# start of Exercise input

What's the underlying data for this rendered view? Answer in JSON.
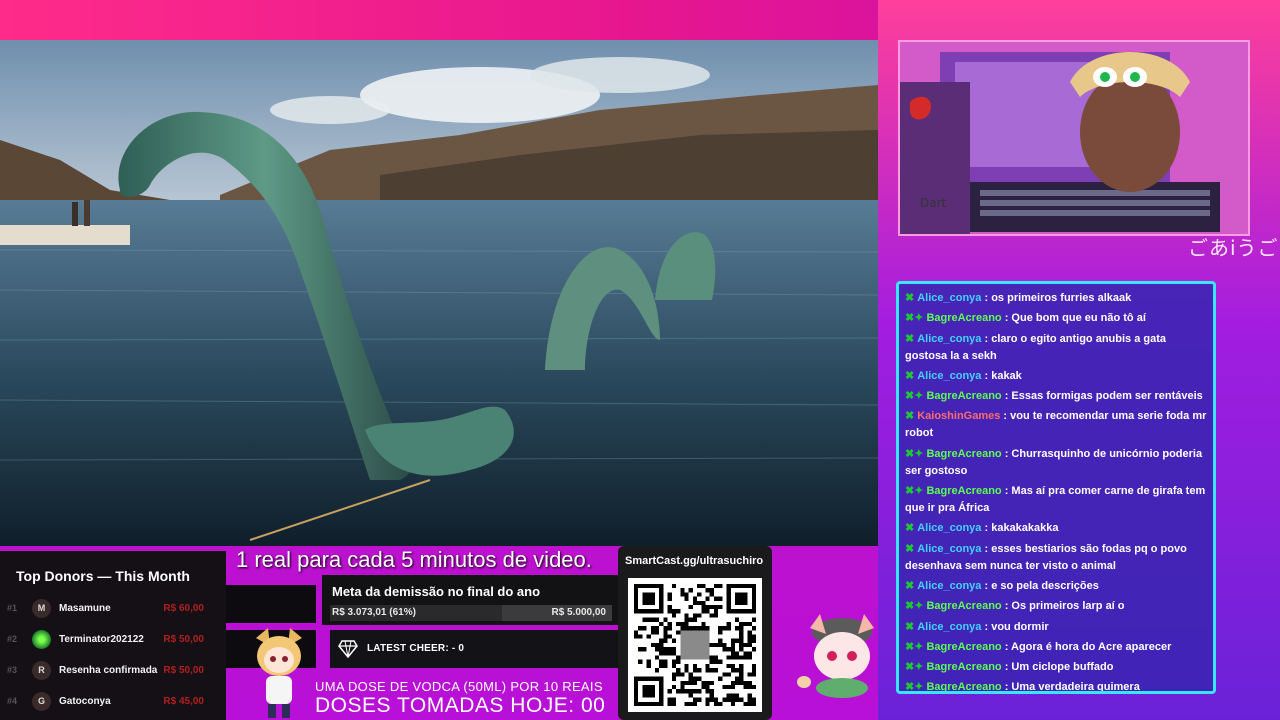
{
  "chat": {
    "messages": [
      {
        "user": "Alice_conya",
        "text": ": os primeiros furries alkaak",
        "color": "alice",
        "badges": "✖"
      },
      {
        "user": "BagreAcreano",
        "text": ": Que bom que eu não tô aí",
        "color": "bagre",
        "badges": "✖✦"
      },
      {
        "user": "Alice_conya",
        "text": ": claro o egito antigo anubis a gata gostosa la a sekh",
        "color": "alice",
        "badges": "✖"
      },
      {
        "user": "Alice_conya",
        "text": ": kakak",
        "color": "alice",
        "badges": "✖"
      },
      {
        "user": "BagreAcreano",
        "text": ": Essas formigas podem ser rentáveis",
        "color": "bagre",
        "badges": "✖✦"
      },
      {
        "user": "KaioshinGames",
        "text": ": vou te recomendar uma serie foda mr robot",
        "color": "kaio",
        "badges": "✖"
      },
      {
        "user": "BagreAcreano",
        "text": ": Churrasquinho de unicórnio poderia ser gostoso",
        "color": "bagre",
        "badges": "✖✦"
      },
      {
        "user": "BagreAcreano",
        "text": ": Mas aí pra comer carne de girafa tem que ir pra África",
        "color": "bagre",
        "badges": "✖✦"
      },
      {
        "user": "Alice_conya",
        "text": ": kakakakakka",
        "color": "alice",
        "badges": "✖"
      },
      {
        "user": "Alice_conya",
        "text": ": esses bestiarios são fodas pq o povo desenhava sem nunca ter visto o animal",
        "color": "alice",
        "badges": "✖"
      },
      {
        "user": "Alice_conya",
        "text": ": e so pela descrições",
        "color": "alice",
        "badges": "✖"
      },
      {
        "user": "BagreAcreano",
        "text": ": Os primeiros larp aí o",
        "color": "bagre",
        "badges": "✖✦"
      },
      {
        "user": "Alice_conya",
        "text": ": vou dormir",
        "color": "alice",
        "badges": "✖"
      },
      {
        "user": "BagreAcreano",
        "text": ": Agora é hora do Acre aparecer",
        "color": "bagre",
        "badges": "✖✦"
      },
      {
        "user": "BagreAcreano",
        "text": ": Um ciclope buffado",
        "color": "bagre",
        "badges": "✖✦"
      },
      {
        "user": "BagreAcreano",
        "text": ": Uma verdadeira quimera",
        "color": "bagre",
        "badges": "✖✦"
      }
    ]
  },
  "subtitle": "1 real para cada 5 minutos de video.",
  "donors": {
    "title": "Top Donors — This Month",
    "rows": [
      {
        "rank": "#1",
        "initial": "M",
        "name": "Masamune",
        "amount": "R$ 60,00"
      },
      {
        "rank": "#2",
        "initial": "",
        "name": "Terminator202122",
        "amount": "R$ 50,00"
      },
      {
        "rank": "#3",
        "initial": "R",
        "name": "Resenha confirmada",
        "amount": "R$ 50,00"
      },
      {
        "rank": "#4",
        "initial": "G",
        "name": "Gatoconya",
        "amount": "R$ 45,00"
      }
    ]
  },
  "meta": {
    "title": "Meta da demissão no final do ano",
    "current": "R$ 3.073,01 (61%)",
    "goal": "R$ 5.000,00",
    "progress": 0.61
  },
  "cheer": {
    "text": "LATEST CHEER: - 0"
  },
  "vodka": {
    "line1": "UMA DOSE DE VODCA (50ML) POR 10 REAIS",
    "line2": "DOSES TOMADAS HOJE: 00"
  },
  "qr": {
    "label": "SmartCast.gg/ultrasuchiro"
  },
  "facecam": {
    "tag": "ごあiうご",
    "keyboard_label": "Dart"
  }
}
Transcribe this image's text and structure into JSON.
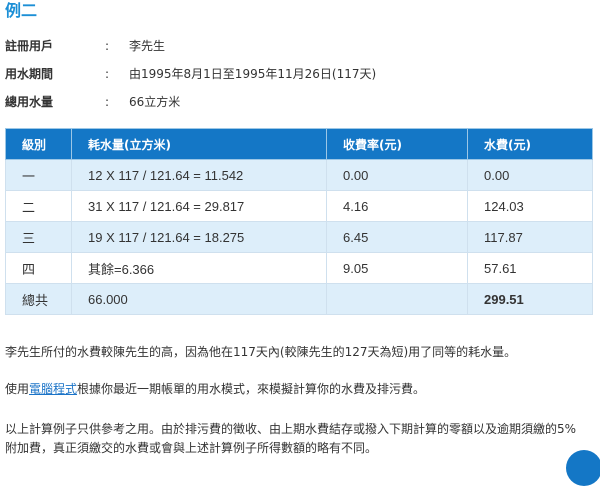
{
  "title": "例二",
  "info": [
    {
      "label": "註冊用戶",
      "colon": ":",
      "value": "李先生"
    },
    {
      "label": "用水期間",
      "colon": ":",
      "value": "由1995年8月1日至1995年11月26日(117天)"
    },
    {
      "label": "總用水量",
      "colon": ":",
      "value": "66立方米"
    }
  ],
  "table": {
    "headers": [
      "級別",
      "耗水量(立方米)",
      "收費率(元)",
      "水費(元)"
    ],
    "rows": [
      [
        "一",
        "12 X 117 / 121.64 = 11.542",
        "0.00",
        "0.00"
      ],
      [
        "二",
        "31 X 117 / 121.64 = 29.817",
        "4.16",
        "124.03"
      ],
      [
        "三",
        "19 X 117 / 121.64 = 18.275",
        "6.45",
        "117.87"
      ],
      [
        "四",
        "其餘=6.366",
        "9.05",
        "57.61"
      ],
      [
        "總共",
        "66.000",
        "",
        "299.51"
      ]
    ]
  },
  "para1": "李先生所付的水費較陳先生的高，因為他在117天內(較陳先生的127天為短)用了同等的耗水量。",
  "para2_prefix": "使用",
  "para2_link": "電腦程式",
  "para2_suffix": "根據你最近一期帳單的用水模式，來模擬計算你的水費及排污費。",
  "para3_line1": "以上計算例子只供參考之用。由於排污費的徵收、由上期水費結存或撥入下期計算的零額以及逾期須繳的5%",
  "para3_line2": "附加費，真正須繳交的水費或會與上述計算例子所得數額的略有不同。",
  "colors": {
    "accent": "#1c8fd6",
    "header": "#1477c6",
    "row_alt": "#ddeefa"
  }
}
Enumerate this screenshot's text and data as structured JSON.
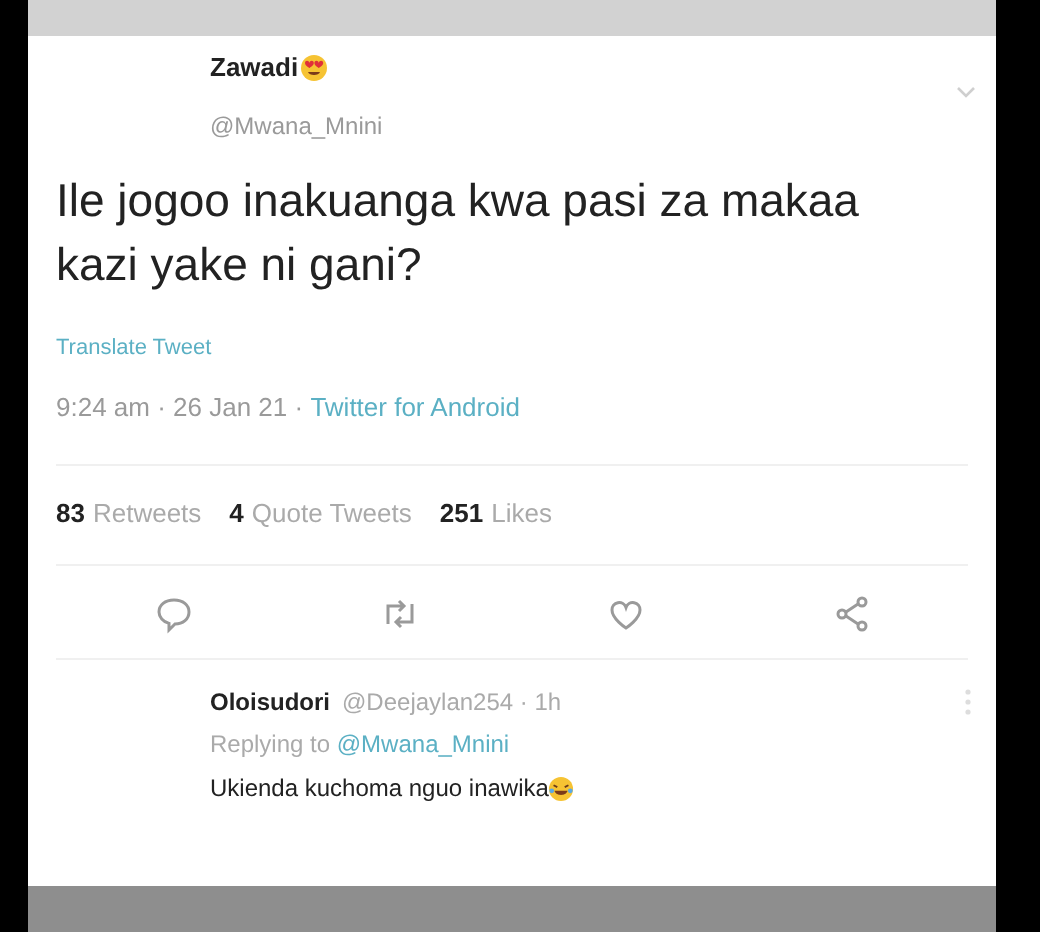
{
  "tweet": {
    "name": "Zawadi",
    "handle": "@Mwana_Mnini",
    "text": "Ile jogoo inakuanga kwa pasi za makaa kazi yake ni gani?",
    "translate": "Translate Tweet",
    "time": "9:24 am · 26 Jan 21 · ",
    "source": "Twitter for Android",
    "stats": [
      {
        "count": "83",
        "label": "Retweets"
      },
      {
        "count": "4",
        "label": "Quote Tweets"
      },
      {
        "count": "251",
        "label": "Likes"
      }
    ],
    "actions": [
      {
        "kind": "reply"
      },
      {
        "kind": "retweet"
      },
      {
        "kind": "like"
      },
      {
        "kind": "share"
      }
    ]
  },
  "reply": {
    "name": "Oloisudori",
    "meta": "@Deejaylan254 · 1h",
    "replying_prefix": "Replying to ",
    "replying_to": "@Mwana_Mnini",
    "text": "Ukienda kuchoma nguo inawika"
  }
}
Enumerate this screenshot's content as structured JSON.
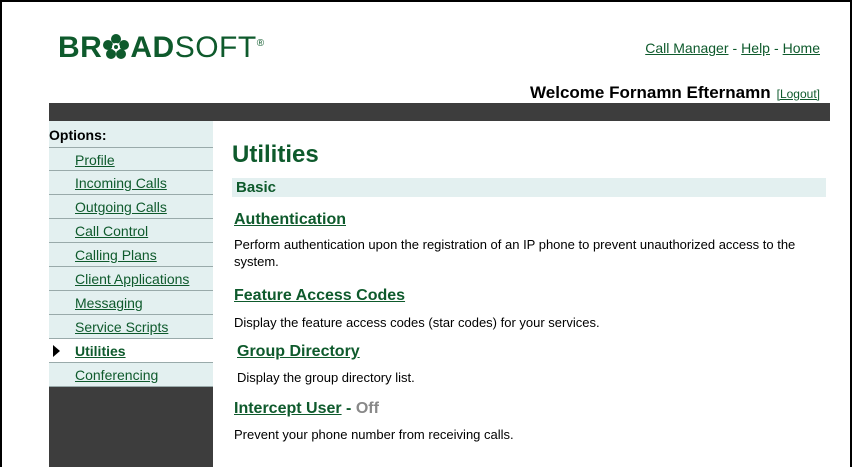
{
  "brand": {
    "logo_bold": "BR",
    "logo_bold2": "AD",
    "logo_thin": "SOFT",
    "logo_mark": "®",
    "flower_icon": "flower-logo-icon",
    "color": "#0e5a2c"
  },
  "topnav": {
    "items": [
      "Call Manager",
      "Help",
      "Home"
    ],
    "separator": "-"
  },
  "welcome": {
    "text": "Welcome Fornamn Efternamn",
    "logout": "[Logout]"
  },
  "sidebar": {
    "title": "Options:",
    "items": [
      {
        "label": "Profile"
      },
      {
        "label": "Incoming Calls"
      },
      {
        "label": "Outgoing Calls"
      },
      {
        "label": "Call Control"
      },
      {
        "label": "Calling Plans"
      },
      {
        "label": "Client Applications"
      },
      {
        "label": "Messaging"
      },
      {
        "label": "Service Scripts"
      },
      {
        "label": "Utilities"
      },
      {
        "label": "Conferencing"
      }
    ],
    "current": "Utilities"
  },
  "main": {
    "title": "Utilities",
    "section": "Basic",
    "utilities": [
      {
        "name": "Authentication",
        "status": "",
        "description": "Perform authentication upon the registration of an IP phone to prevent unauthorized access to the system."
      },
      {
        "name": "Feature Access Codes",
        "status": "",
        "description": "Display the feature access codes (star codes) for your services."
      },
      {
        "name": "Group Directory",
        "status": "",
        "description": "Display the group directory list."
      },
      {
        "name": "Intercept User",
        "status_sep": " - ",
        "status": "Off",
        "description": "Prevent your phone number from receiving calls."
      }
    ]
  },
  "colors": {
    "accent": "#0e5a2c",
    "sidebar_bg": "#3d3d3d",
    "panel_bg": "#e3f0f0",
    "status_off": "#888888"
  }
}
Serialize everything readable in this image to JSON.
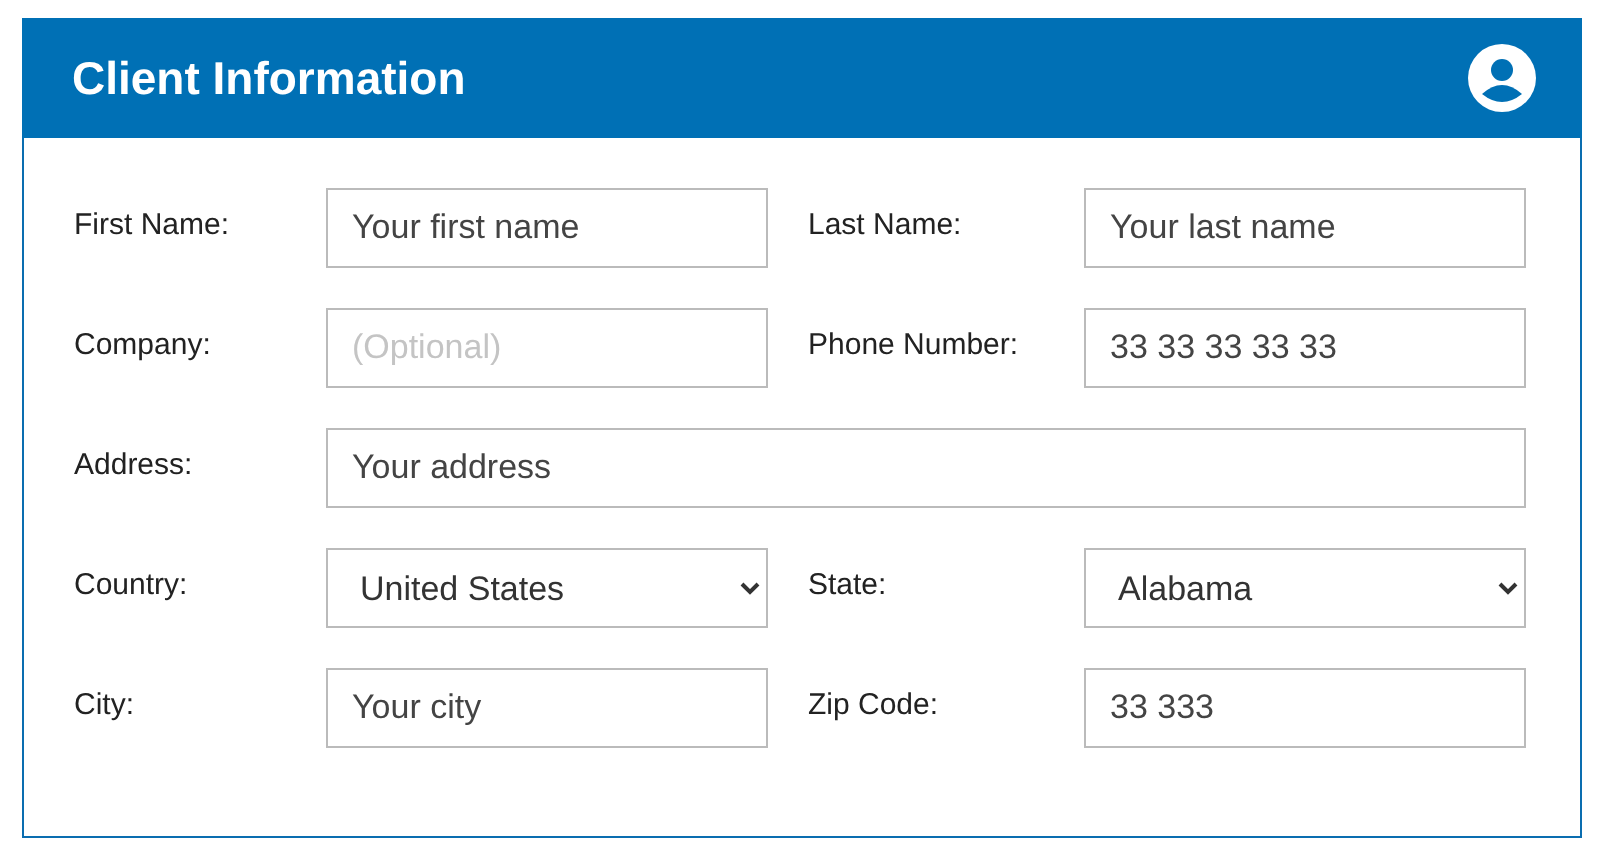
{
  "header": {
    "title": "Client Information"
  },
  "rows": [
    {
      "fields": [
        {
          "label": "First Name:",
          "kind": "text",
          "value": "Your first name"
        },
        {
          "label": "Last Name:",
          "kind": "text",
          "value": "Your last name"
        }
      ]
    },
    {
      "fields": [
        {
          "label": "Company:",
          "kind": "text",
          "placeholder": "(Optional)"
        },
        {
          "label": "Phone Number:",
          "kind": "text",
          "value": "33 33 33 33 33"
        }
      ]
    },
    {
      "fields": [
        {
          "label": "Address:",
          "kind": "text",
          "value": "Your address"
        }
      ]
    },
    {
      "fields": [
        {
          "label": "Country:",
          "kind": "select",
          "value": "United States"
        },
        {
          "label": "State:",
          "kind": "select",
          "value": "Alabama"
        }
      ]
    },
    {
      "fields": [
        {
          "label": "City:",
          "kind": "text",
          "value": "Your city"
        },
        {
          "label": "Zip Code:",
          "kind": "text",
          "value": "33 333"
        }
      ]
    }
  ]
}
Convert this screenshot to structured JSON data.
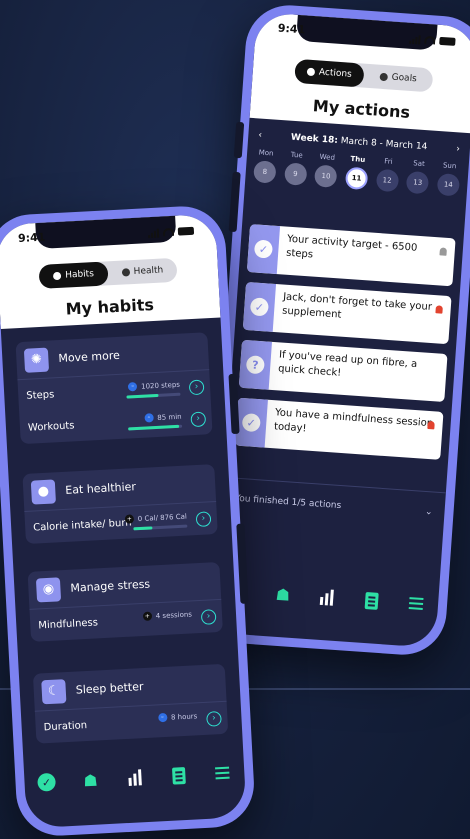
{
  "habits_phone": {
    "status_time": "9:41",
    "tabs": {
      "active": "Habits",
      "inactive": "Health"
    },
    "title": "My habits",
    "cards": [
      {
        "title": "Move more",
        "icon": "running-icon",
        "rows": [
          {
            "label": "Steps",
            "value": "1020 steps",
            "progress": 0.6
          },
          {
            "label": "Workouts",
            "value": "85 min",
            "progress": 0.95
          }
        ]
      },
      {
        "title": "Eat healthier",
        "icon": "plate-icon",
        "rows": [
          {
            "label": "Calorie intake/ burn",
            "value": "0 Cal/ 876 Cal",
            "progress": 0.35
          }
        ]
      },
      {
        "title": "Manage stress",
        "icon": "head-icon",
        "rows": [
          {
            "label": "Mindfulness",
            "value": "4 sessions"
          }
        ]
      },
      {
        "title": "Sleep better",
        "icon": "moon-icon",
        "rows": [
          {
            "label": "Duration",
            "value": "8 hours"
          }
        ]
      }
    ]
  },
  "actions_phone": {
    "status_time": "9:41",
    "tabs": {
      "active": "Actions",
      "inactive": "Goals"
    },
    "title": "My actions",
    "week_label": "Week 18:",
    "week_range": "March 8 - March 14",
    "days": [
      {
        "name": "Mon",
        "num": "8"
      },
      {
        "name": "Tue",
        "num": "9"
      },
      {
        "name": "Wed",
        "num": "10"
      },
      {
        "name": "Thu",
        "num": "11"
      },
      {
        "name": "Fri",
        "num": "12"
      },
      {
        "name": "Sat",
        "num": "13"
      },
      {
        "name": "Sun",
        "num": "14"
      }
    ],
    "actions": [
      {
        "text": "Your activity target - 6500 steps",
        "mark": "✓",
        "alert": false
      },
      {
        "text": "Jack, don't forget to take your supplement",
        "mark": "✓",
        "alert": true
      },
      {
        "text": "If you've read up on fibre, a quick check!",
        "mark": "?",
        "alert": false
      },
      {
        "text": "You have a mindfulness session today!",
        "mark": "✓",
        "alert": true
      }
    ],
    "finished": "You finished 1/5 actions"
  },
  "colors": {
    "accent": "#2ee0a5",
    "frame": "#7c82f0",
    "card": "#2b2f55"
  }
}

# end of Exercise input

Work instructions: Go through the material line by line. Show each line that contains the string "icon".

Solution for this exercise:
    "flower_icon": "flower-logo-icon",
        "icon": "running-icon",
        "icon": "plate-icon",
        "icon": "head-icon",
        "icon": "moon-icon",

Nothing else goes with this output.